WHAT IS REQUIRED. Below are the records; locate each line with the word "Kathryn" and copy it.
-----
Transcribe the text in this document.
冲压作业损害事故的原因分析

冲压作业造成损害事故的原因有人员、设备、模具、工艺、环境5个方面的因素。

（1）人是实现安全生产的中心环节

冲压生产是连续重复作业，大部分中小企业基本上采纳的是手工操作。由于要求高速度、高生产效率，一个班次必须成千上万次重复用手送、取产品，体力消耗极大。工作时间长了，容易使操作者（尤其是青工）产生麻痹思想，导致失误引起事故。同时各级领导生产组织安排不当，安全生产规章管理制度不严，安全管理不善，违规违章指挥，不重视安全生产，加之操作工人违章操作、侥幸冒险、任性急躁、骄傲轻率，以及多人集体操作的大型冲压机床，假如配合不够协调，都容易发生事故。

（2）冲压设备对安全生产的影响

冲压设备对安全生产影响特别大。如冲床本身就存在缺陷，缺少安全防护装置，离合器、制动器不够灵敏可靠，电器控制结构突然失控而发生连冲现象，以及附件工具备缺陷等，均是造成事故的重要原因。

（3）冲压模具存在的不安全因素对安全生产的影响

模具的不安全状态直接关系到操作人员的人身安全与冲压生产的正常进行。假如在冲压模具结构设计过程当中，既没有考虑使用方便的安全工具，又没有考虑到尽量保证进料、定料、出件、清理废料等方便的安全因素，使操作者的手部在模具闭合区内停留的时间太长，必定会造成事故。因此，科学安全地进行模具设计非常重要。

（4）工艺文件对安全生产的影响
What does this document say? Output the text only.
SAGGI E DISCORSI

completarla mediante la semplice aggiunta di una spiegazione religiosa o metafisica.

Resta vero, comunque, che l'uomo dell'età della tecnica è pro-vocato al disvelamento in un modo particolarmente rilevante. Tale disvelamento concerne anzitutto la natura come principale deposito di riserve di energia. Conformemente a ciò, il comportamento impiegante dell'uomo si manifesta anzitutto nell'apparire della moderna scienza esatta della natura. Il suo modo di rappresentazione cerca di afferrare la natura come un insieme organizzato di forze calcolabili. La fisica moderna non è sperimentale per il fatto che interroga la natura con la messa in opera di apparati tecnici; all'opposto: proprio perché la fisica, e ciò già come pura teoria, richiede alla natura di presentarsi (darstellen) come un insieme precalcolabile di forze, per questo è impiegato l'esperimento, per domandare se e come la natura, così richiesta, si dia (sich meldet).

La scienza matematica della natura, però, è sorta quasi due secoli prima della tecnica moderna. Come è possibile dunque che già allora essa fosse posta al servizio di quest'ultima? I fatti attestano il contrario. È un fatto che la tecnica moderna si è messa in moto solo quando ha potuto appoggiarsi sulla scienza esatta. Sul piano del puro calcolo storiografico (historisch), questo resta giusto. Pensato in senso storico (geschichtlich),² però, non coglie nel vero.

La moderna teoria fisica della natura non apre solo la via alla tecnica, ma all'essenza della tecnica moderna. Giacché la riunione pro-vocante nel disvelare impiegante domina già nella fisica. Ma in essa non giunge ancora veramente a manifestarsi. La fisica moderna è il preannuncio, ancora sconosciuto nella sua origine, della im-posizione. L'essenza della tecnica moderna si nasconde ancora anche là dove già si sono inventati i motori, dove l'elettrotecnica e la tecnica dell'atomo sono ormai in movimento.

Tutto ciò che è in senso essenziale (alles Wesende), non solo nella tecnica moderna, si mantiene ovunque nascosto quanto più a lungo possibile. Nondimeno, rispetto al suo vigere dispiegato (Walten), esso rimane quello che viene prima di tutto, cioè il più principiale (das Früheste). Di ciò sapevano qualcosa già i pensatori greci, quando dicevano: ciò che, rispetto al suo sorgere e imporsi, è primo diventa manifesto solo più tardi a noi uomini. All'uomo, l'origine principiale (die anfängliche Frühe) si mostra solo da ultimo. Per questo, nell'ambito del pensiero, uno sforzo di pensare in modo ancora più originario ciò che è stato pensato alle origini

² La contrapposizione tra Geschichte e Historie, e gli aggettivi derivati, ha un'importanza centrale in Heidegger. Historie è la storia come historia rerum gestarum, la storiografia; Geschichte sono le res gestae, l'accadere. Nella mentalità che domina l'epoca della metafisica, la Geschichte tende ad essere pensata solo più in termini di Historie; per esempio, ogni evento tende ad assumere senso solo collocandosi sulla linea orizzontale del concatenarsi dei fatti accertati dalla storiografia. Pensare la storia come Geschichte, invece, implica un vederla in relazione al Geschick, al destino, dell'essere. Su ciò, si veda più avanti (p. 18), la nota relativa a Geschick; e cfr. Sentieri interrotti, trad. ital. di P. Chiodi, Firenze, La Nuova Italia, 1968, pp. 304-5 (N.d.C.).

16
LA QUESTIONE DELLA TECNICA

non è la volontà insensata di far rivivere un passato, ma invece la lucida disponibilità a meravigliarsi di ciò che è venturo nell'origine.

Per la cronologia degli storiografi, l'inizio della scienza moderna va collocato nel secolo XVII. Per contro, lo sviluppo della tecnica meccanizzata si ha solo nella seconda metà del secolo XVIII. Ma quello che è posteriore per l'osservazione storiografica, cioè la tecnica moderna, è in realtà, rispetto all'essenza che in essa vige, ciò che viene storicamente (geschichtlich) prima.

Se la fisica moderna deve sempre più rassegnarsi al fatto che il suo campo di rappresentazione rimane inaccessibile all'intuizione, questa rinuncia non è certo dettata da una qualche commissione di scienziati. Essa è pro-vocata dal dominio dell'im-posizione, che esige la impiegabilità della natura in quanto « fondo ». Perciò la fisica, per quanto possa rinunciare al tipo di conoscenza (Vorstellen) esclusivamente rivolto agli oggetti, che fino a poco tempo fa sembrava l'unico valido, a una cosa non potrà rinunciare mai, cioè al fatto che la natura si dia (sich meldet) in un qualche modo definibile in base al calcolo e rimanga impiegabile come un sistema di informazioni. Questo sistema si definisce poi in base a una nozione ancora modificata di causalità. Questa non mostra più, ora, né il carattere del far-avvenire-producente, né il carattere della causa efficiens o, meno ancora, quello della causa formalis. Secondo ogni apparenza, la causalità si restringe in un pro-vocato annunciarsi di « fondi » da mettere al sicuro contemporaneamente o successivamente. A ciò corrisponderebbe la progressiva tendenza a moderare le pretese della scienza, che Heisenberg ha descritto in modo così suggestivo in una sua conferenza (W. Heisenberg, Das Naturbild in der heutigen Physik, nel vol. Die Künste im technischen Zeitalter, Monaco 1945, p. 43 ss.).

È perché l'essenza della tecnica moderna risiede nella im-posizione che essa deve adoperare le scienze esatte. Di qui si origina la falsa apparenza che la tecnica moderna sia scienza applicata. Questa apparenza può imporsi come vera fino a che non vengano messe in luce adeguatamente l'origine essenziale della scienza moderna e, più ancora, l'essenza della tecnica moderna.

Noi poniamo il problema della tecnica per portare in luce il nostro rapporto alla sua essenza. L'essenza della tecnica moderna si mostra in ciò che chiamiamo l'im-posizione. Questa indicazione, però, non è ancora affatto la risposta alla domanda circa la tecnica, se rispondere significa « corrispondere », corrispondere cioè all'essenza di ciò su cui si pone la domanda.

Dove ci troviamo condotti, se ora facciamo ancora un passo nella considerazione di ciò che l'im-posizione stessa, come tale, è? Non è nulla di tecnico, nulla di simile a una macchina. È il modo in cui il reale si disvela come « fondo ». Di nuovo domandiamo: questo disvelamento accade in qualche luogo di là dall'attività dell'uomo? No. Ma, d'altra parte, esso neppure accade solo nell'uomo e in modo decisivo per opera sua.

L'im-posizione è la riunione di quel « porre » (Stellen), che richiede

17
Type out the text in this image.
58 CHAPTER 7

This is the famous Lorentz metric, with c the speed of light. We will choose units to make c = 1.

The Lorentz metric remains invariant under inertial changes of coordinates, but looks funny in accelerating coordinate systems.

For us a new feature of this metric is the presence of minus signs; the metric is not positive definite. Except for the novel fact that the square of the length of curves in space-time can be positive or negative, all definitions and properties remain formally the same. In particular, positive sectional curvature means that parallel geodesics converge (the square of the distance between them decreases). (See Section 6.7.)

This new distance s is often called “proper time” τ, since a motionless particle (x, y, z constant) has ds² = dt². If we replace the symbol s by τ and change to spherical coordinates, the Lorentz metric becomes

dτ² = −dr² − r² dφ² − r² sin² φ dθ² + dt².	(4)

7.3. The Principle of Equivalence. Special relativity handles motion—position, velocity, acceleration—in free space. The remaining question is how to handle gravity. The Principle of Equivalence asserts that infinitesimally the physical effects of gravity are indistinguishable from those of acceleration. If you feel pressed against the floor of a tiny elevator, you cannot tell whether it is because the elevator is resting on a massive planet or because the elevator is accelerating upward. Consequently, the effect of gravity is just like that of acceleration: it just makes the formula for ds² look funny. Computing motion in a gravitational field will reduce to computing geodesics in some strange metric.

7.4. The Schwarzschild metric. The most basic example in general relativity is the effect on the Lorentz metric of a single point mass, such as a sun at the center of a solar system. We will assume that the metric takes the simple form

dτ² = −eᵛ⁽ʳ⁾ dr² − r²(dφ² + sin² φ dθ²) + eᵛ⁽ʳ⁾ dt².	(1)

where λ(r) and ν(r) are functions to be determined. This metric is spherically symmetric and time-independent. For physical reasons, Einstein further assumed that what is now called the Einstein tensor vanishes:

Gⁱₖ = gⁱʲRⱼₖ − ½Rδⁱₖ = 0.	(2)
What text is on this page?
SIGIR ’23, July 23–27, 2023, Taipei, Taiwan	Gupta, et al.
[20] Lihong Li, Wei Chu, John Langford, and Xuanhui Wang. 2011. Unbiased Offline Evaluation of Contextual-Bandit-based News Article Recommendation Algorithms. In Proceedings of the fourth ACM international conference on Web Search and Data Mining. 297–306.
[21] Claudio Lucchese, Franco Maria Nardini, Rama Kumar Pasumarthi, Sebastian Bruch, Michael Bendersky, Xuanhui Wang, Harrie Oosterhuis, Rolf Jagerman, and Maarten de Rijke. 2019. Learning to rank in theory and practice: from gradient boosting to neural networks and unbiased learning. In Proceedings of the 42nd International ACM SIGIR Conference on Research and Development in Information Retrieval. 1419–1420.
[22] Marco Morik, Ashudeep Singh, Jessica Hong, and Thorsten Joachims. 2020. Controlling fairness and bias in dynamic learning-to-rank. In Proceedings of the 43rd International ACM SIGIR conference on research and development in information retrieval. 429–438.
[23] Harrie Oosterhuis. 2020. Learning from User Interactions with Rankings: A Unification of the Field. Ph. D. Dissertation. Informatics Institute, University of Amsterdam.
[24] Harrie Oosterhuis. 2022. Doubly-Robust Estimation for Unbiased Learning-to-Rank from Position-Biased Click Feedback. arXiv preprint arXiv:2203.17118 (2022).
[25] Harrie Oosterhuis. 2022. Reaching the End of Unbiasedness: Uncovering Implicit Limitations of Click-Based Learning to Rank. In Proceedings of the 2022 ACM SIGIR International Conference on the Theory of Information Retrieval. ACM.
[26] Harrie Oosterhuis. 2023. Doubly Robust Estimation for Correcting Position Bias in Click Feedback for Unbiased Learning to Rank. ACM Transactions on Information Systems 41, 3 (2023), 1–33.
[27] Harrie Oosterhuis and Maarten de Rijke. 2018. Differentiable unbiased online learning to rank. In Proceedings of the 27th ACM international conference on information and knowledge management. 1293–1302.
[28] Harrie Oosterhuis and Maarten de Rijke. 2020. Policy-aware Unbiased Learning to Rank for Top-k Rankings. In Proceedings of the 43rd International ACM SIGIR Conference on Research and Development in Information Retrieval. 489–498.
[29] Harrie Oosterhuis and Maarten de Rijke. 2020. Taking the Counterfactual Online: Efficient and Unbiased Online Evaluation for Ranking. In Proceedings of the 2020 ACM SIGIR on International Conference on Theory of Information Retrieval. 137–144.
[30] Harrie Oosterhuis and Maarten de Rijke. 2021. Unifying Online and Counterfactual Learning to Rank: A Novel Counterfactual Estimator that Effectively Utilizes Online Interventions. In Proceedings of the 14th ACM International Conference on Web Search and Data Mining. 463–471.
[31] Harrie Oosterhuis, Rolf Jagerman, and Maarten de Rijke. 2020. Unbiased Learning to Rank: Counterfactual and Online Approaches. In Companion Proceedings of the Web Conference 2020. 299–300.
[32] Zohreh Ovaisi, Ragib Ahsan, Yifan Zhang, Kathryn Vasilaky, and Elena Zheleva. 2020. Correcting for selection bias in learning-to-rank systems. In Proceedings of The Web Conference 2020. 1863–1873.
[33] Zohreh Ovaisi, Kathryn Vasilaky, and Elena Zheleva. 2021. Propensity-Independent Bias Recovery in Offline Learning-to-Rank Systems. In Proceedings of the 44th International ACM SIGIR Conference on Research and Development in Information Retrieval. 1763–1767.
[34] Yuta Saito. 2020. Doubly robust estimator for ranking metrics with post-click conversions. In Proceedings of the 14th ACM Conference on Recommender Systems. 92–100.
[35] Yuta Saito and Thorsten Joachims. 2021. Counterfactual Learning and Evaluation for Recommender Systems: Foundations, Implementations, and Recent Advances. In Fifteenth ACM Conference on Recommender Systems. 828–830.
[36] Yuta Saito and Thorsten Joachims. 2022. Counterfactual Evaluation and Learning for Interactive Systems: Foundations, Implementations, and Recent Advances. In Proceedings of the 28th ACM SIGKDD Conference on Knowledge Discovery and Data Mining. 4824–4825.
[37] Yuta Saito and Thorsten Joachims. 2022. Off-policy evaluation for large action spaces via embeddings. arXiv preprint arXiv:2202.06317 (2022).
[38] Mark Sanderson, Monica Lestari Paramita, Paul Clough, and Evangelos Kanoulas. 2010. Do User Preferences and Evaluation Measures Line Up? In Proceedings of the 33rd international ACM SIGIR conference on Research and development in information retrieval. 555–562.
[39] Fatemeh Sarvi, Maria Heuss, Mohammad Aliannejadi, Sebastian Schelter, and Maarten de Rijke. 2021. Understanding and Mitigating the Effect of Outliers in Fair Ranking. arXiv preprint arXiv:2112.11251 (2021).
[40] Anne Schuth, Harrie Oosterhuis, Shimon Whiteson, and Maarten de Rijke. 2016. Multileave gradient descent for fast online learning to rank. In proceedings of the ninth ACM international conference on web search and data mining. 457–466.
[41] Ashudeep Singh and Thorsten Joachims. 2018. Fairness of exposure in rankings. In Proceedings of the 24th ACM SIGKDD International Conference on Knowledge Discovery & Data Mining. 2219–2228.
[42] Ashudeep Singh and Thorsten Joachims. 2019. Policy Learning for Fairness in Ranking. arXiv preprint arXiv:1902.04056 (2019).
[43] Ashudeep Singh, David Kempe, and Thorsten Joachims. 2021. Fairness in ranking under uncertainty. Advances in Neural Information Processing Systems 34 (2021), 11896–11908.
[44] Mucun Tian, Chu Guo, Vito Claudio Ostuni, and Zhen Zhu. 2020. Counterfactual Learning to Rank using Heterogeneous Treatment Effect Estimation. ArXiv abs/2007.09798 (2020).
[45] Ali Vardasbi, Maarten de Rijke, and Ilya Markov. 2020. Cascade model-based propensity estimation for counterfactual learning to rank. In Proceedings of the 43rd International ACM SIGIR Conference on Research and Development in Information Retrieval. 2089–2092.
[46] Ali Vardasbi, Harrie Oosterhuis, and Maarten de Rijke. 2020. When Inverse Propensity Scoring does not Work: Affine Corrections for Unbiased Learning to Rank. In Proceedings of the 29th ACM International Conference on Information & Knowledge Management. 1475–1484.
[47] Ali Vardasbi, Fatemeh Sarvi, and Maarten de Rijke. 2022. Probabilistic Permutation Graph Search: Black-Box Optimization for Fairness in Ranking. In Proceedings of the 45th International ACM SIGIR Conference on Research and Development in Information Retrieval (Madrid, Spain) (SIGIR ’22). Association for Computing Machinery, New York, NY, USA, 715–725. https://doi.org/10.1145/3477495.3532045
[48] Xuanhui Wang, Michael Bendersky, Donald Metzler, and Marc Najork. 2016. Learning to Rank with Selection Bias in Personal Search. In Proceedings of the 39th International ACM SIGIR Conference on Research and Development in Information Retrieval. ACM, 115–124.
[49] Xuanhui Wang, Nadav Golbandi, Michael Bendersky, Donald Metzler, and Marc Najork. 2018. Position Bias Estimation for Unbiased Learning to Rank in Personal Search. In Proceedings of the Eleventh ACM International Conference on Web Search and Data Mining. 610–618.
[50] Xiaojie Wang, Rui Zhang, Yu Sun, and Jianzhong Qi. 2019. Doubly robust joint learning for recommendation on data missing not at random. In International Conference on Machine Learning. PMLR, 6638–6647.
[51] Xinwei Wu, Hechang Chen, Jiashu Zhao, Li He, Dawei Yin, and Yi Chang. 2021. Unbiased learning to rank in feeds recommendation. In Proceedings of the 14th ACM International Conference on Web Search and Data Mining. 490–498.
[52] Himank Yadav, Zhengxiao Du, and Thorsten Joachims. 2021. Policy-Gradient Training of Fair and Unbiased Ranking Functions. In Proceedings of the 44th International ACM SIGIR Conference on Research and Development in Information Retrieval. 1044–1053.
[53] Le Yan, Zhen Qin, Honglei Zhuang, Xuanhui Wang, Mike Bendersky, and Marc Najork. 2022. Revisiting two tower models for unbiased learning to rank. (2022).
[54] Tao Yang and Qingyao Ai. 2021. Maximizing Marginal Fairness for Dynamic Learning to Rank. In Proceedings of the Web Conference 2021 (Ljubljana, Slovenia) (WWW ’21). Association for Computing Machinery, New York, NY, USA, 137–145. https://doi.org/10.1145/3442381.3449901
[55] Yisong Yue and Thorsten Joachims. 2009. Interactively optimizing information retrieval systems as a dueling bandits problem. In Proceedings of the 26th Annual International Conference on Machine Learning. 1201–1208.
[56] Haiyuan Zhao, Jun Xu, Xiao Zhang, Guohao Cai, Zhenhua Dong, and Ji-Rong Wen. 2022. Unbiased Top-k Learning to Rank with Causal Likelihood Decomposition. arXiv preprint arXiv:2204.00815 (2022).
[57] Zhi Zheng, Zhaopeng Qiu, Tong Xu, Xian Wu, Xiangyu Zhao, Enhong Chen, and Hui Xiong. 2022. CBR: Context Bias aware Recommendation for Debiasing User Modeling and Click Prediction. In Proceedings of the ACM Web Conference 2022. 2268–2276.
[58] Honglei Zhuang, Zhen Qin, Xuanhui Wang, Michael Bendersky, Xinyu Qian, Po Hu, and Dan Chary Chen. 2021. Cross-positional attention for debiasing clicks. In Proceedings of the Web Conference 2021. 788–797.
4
-----
COMPLETE RESPONSE.
[32] Zohreh Ovaisi, Ragib Ahsan, Yifan Zhang, Kathryn Vasilaky, and Elena Zheleva. 2020. Correcting for selection bias in learning-to-rank systems. In Proceedings of The Web Conference 2020. 1863–1873.
[33] Zohreh Ovaisi, Kathryn Vasilaky, and Elena Zheleva. 2021. Propensity-Independent Bias Recovery in Offline Learning-to-Rank Systems. In Proceedings of the 44th International ACM SIGIR Conference on Research and Development in Information Retrieval. 1763–1767.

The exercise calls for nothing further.